[WHAT YOU ARE ASKED TO DO] Your answer should be only a number: how many lines include the word "name".

═════ THE RECORDS

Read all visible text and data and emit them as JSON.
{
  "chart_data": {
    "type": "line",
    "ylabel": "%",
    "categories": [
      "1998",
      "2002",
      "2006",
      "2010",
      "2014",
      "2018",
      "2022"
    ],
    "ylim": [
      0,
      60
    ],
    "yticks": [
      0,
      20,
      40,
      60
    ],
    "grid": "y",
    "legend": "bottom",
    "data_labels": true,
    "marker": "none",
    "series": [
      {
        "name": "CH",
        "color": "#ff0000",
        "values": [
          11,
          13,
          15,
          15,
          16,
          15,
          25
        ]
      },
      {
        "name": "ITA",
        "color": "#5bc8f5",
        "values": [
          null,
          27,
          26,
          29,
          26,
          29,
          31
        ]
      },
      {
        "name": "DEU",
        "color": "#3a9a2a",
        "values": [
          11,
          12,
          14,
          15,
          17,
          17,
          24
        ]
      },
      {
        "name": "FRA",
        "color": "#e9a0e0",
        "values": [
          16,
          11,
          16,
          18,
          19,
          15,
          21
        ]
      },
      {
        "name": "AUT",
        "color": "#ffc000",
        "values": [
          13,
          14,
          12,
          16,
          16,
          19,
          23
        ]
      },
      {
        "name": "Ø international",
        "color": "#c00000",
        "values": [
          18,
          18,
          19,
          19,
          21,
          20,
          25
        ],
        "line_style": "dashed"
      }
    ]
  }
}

══════════

[TASK SOLUTION] 6